Stored items
## start
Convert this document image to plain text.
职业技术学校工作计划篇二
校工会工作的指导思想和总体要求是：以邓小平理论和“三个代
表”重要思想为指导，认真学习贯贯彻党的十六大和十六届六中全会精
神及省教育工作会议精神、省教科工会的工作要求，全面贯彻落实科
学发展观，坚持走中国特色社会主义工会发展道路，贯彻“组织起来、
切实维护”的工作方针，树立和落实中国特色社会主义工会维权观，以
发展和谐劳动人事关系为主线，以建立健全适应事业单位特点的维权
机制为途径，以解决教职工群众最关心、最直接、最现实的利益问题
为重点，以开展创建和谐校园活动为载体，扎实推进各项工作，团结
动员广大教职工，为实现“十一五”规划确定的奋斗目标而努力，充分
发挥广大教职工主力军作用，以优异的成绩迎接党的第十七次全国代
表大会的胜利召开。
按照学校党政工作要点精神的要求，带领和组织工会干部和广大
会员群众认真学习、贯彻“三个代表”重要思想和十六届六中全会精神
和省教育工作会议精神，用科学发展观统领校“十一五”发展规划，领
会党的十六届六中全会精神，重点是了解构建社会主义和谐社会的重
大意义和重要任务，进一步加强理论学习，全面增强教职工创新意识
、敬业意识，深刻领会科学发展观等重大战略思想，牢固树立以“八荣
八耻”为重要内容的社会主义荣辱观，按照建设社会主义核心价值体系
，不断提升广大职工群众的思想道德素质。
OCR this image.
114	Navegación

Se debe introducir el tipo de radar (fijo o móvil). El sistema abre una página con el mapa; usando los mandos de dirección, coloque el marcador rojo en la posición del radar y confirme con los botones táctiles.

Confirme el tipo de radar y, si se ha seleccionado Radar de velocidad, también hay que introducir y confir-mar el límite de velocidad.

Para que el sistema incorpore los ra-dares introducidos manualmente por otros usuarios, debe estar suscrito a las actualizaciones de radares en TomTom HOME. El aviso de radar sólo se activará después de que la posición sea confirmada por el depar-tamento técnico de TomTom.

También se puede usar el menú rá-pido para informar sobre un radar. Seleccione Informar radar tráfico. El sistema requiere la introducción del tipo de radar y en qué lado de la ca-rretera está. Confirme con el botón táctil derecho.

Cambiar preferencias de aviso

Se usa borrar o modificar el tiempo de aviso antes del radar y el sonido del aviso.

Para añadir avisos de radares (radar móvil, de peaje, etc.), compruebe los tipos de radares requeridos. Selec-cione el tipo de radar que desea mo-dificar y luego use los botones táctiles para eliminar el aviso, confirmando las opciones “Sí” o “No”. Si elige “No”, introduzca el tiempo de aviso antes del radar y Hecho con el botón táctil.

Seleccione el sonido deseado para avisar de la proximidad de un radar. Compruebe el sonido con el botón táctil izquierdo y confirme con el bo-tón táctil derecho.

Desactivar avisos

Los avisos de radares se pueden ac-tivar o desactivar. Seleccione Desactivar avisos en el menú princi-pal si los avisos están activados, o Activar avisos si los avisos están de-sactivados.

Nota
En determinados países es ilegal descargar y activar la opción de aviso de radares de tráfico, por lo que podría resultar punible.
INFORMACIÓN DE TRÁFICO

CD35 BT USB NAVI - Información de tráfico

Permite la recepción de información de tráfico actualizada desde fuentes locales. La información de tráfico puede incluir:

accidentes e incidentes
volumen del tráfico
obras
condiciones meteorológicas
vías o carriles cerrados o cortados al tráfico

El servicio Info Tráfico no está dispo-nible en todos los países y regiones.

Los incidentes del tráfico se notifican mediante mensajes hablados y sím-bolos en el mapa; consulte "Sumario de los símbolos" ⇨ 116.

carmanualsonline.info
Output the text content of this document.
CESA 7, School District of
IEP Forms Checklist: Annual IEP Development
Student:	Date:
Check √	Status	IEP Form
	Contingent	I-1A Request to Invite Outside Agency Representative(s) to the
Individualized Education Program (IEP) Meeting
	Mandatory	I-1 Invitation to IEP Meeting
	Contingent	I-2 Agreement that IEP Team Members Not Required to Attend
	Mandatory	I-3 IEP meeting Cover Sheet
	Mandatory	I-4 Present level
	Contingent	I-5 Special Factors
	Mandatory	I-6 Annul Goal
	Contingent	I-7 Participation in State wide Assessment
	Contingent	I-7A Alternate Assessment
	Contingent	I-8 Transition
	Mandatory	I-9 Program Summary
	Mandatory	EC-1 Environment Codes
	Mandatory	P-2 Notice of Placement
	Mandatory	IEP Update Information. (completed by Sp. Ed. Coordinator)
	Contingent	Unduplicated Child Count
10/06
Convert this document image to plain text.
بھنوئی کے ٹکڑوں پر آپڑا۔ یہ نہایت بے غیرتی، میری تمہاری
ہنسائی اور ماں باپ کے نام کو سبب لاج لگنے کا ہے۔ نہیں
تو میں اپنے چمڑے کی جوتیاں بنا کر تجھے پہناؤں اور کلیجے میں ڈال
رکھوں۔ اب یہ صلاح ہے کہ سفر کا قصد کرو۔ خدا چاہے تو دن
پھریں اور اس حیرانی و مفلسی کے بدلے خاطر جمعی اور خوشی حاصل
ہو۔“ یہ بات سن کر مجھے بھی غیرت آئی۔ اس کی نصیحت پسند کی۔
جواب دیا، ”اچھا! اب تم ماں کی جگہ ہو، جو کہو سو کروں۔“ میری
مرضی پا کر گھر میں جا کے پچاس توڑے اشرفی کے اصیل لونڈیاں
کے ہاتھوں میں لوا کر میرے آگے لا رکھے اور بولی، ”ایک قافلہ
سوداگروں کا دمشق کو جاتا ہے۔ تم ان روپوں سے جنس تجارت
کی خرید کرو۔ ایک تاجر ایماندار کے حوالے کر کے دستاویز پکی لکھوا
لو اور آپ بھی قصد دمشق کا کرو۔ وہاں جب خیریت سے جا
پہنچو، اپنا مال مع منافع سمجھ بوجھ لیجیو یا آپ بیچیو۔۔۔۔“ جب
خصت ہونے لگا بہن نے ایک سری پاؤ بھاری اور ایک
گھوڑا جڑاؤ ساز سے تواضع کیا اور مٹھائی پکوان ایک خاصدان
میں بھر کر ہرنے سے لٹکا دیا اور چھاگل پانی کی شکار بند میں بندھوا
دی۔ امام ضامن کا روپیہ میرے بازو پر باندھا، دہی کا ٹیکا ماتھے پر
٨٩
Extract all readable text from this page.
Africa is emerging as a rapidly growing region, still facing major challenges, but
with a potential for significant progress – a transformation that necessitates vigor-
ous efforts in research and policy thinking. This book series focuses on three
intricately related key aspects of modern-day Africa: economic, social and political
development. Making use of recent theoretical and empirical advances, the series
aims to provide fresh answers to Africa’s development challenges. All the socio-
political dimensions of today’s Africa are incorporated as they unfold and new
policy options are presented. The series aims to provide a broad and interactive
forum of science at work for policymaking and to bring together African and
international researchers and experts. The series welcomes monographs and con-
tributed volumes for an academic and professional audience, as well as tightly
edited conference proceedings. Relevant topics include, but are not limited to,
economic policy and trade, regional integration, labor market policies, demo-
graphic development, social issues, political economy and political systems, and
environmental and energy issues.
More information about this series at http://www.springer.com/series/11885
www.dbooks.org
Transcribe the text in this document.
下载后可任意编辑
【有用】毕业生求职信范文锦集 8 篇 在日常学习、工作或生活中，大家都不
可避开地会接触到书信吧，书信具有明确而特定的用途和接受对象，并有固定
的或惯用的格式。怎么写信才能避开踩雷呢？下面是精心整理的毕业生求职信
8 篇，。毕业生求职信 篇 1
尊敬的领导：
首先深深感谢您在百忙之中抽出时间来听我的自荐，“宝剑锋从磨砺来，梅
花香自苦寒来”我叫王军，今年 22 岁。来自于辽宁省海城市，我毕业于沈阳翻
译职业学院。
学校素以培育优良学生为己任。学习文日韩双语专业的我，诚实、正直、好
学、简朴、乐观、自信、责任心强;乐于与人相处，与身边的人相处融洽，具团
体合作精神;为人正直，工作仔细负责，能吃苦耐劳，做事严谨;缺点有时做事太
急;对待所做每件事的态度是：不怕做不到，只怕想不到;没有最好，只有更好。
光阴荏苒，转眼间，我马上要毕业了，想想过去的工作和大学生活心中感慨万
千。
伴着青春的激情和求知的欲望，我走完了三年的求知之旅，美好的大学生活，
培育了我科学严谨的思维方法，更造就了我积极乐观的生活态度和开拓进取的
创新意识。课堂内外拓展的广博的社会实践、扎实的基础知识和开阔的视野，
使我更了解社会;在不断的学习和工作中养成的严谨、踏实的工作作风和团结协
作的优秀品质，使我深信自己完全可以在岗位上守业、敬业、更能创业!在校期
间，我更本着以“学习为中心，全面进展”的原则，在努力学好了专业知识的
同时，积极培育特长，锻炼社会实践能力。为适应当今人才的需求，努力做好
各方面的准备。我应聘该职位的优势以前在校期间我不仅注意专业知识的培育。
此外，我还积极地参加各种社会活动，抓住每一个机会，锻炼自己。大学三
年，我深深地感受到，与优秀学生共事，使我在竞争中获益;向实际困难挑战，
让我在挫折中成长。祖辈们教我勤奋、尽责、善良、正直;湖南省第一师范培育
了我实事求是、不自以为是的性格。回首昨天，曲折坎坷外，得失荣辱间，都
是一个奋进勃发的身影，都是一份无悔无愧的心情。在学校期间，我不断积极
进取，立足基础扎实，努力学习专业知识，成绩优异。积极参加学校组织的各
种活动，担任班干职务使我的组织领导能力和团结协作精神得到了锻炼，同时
## end
• What is expected: Find the line containing "Transcribe the text in this document.". Reproduce it exactly, along with every line after it through the last.

• Finished task:
Transcribe the text in this document.
下载后可任意编辑
【有用】毕业生求职信范文锦集 8 篇 在日常学习、工作或生活中，大家都不
可避开地会接触到书信吧，书信具有明确而特定的用途和接受对象，并有固定
的或惯用的格式。怎么写信才能避开踩雷呢？下面是精心整理的毕业生求职信
8 篇，。毕业生求职信 篇 1
尊敬的领导：
首先深深感谢您在百忙之中抽出时间来听我的自荐，“宝剑锋从磨砺来，梅
花香自苦寒来”我叫王军，今年 22 岁。来自于辽宁省海城市，我毕业于沈阳翻
译职业学院。
学校素以培育优良学生为己任。学习文日韩双语专业的我，诚实、正直、好
学、简朴、乐观、自信、责任心强;乐于与人相处，与身边的人相处融洽，具团
体合作精神;为人正直，工作仔细负责，能吃苦耐劳，做事严谨;缺点有时做事太
急;对待所做每件事的态度是：不怕做不到，只怕想不到;没有最好，只有更好。
光阴荏苒，转眼间，我马上要毕业了，想想过去的工作和大学生活心中感慨万
千。
伴着青春的激情和求知的欲望，我走完了三年的求知之旅，美好的大学生活，
培育了我科学严谨的思维方法，更造就了我积极乐观的生活态度和开拓进取的
创新意识。课堂内外拓展的广博的社会实践、扎实的基础知识和开阔的视野，
使我更了解社会;在不断的学习和工作中养成的严谨、踏实的工作作风和团结协
作的优秀品质，使我深信自己完全可以在岗位上守业、敬业、更能创业!在校期
间，我更本着以“学习为中心，全面进展”的原则，在努力学好了专业知识的
同时，积极培育特长，锻炼社会实践能力。为适应当今人才的需求，努力做好
各方面的准备。我应聘该职位的优势以前在校期间我不仅注意专业知识的培育。
此外，我还积极地参加各种社会活动，抓住每一个机会，锻炼自己。大学三
年，我深深地感受到，与优秀学生共事，使我在竞争中获益;向实际困难挑战，
让我在挫折中成长。祖辈们教我勤奋、尽责、善良、正直;湖南省第一师范培育
了我实事求是、不自以为是的性格。回首昨天，曲折坎坷外，得失荣辱间，都
是一个奋进勃发的身影，都是一份无悔无愧的心情。在学校期间，我不断积极
进取，立足基础扎实，努力学习专业知识，成绩优异。积极参加学校组织的各
种活动，担任班干职务使我的组织领导能力和团结协作精神得到了锻炼，同时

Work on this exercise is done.